— Data excerpts —
__________________________________________________
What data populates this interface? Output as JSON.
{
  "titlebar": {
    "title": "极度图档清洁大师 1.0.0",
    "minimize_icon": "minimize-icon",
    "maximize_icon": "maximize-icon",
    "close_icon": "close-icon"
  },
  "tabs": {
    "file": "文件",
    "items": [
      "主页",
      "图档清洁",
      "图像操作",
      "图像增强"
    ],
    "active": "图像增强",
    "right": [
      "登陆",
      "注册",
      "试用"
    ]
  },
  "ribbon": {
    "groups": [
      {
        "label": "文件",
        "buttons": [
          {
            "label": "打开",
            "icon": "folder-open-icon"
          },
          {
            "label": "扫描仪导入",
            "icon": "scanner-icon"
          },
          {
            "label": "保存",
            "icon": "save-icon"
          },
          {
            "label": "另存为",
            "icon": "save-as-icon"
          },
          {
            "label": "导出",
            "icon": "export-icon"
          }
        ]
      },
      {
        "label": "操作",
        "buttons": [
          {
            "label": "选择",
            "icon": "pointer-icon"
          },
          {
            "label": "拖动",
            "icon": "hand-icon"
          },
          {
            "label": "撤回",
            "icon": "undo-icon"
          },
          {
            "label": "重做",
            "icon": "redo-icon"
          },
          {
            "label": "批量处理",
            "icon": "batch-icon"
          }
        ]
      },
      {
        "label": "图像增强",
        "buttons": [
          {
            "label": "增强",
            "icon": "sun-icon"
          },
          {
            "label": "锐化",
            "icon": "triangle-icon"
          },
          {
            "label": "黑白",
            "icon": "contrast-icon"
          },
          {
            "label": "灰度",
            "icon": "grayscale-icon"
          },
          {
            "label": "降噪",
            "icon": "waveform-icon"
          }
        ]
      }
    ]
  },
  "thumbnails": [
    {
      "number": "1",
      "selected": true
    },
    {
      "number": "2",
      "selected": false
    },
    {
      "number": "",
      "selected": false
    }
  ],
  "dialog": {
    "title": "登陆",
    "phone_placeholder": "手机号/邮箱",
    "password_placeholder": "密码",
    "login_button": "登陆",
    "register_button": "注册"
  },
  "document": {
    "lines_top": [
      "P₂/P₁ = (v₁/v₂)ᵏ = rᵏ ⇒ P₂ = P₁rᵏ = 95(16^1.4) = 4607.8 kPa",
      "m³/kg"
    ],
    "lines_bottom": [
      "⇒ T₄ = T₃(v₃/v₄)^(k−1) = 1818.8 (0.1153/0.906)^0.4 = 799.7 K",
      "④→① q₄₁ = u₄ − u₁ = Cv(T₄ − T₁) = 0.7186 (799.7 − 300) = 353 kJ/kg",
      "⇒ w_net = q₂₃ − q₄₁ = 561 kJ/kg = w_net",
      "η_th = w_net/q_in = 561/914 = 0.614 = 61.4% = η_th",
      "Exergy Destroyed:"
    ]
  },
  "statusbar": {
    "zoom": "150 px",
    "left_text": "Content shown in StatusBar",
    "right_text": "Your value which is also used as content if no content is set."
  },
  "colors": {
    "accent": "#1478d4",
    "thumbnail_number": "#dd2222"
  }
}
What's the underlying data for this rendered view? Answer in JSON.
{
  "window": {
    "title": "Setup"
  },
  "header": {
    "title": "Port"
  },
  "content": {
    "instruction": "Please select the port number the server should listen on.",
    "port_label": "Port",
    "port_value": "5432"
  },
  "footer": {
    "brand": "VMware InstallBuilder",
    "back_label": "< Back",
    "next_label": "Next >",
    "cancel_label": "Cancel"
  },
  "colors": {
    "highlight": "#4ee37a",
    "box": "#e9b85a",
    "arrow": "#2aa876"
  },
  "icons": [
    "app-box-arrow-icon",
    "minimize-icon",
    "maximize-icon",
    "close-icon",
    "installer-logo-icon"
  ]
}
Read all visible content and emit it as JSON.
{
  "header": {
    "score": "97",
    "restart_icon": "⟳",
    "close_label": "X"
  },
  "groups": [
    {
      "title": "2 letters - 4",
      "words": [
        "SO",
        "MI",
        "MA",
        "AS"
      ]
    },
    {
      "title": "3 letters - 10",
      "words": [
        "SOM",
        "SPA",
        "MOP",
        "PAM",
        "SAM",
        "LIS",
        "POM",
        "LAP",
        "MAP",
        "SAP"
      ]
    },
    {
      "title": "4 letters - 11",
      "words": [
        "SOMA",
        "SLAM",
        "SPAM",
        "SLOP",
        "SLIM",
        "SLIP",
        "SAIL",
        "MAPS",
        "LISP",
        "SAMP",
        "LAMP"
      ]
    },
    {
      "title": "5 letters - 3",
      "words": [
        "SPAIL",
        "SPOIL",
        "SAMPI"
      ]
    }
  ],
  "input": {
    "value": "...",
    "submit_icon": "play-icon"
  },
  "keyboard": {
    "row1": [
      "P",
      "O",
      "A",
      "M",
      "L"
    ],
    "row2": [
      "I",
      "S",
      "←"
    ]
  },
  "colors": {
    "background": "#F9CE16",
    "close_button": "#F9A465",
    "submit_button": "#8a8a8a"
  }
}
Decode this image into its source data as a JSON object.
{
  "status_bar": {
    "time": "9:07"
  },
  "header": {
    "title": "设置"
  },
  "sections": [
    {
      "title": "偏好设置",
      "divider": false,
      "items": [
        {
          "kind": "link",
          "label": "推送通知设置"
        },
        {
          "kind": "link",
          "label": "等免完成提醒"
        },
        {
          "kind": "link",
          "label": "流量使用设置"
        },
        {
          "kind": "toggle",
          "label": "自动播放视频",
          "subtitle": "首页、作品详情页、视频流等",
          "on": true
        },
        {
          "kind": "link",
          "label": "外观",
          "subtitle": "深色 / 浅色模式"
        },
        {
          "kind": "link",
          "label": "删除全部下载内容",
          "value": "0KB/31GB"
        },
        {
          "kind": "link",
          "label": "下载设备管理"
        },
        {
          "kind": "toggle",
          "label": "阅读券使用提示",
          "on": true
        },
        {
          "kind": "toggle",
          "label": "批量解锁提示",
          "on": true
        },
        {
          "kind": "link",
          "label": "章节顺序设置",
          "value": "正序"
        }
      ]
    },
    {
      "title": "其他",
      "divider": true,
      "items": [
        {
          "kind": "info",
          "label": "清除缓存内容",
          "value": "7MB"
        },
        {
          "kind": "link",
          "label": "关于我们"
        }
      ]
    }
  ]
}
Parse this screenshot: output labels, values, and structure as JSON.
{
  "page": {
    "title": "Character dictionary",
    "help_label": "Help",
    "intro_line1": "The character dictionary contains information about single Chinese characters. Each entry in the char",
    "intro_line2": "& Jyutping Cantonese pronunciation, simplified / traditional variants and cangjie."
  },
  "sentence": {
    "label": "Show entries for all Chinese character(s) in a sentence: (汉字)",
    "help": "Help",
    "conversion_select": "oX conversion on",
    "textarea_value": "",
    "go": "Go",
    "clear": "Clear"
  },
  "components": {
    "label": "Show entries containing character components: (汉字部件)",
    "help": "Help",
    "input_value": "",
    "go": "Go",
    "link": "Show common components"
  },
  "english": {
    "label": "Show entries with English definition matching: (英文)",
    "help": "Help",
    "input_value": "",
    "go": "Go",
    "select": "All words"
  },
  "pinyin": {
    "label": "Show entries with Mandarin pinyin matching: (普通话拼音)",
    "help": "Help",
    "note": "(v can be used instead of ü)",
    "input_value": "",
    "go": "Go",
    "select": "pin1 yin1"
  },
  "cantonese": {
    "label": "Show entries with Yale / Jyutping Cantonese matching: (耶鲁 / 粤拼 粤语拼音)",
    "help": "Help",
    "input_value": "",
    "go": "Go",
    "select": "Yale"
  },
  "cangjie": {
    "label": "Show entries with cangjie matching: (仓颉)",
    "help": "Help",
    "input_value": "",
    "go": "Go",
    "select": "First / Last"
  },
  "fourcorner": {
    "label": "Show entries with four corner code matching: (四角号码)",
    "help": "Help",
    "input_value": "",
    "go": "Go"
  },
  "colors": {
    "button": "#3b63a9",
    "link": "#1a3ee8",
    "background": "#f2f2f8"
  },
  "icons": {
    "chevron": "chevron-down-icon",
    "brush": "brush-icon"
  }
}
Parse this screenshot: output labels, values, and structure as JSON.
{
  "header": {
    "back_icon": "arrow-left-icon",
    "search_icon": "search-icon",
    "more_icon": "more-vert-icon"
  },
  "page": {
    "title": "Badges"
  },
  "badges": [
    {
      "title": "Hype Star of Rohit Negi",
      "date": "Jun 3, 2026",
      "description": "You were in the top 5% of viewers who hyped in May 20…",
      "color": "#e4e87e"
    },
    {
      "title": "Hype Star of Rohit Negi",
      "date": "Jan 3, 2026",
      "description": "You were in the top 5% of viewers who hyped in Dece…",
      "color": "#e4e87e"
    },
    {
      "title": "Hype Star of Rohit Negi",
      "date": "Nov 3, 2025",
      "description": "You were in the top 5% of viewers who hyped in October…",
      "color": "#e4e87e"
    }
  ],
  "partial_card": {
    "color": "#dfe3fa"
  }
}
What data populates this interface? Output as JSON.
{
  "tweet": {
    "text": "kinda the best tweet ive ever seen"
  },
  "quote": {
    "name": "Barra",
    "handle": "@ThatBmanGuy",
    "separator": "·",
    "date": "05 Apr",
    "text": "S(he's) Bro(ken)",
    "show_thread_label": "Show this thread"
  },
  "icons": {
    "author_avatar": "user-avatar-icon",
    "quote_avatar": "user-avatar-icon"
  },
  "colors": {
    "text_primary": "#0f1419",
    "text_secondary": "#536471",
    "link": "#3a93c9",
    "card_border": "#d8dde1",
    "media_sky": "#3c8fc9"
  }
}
__________________________________________________
— What you are asked to do —
The lines to collect are those holding the string "tweet"; copy them all.

— Task response —
  "tweet": {
    "text": "kinda the best tweet ive ever seen"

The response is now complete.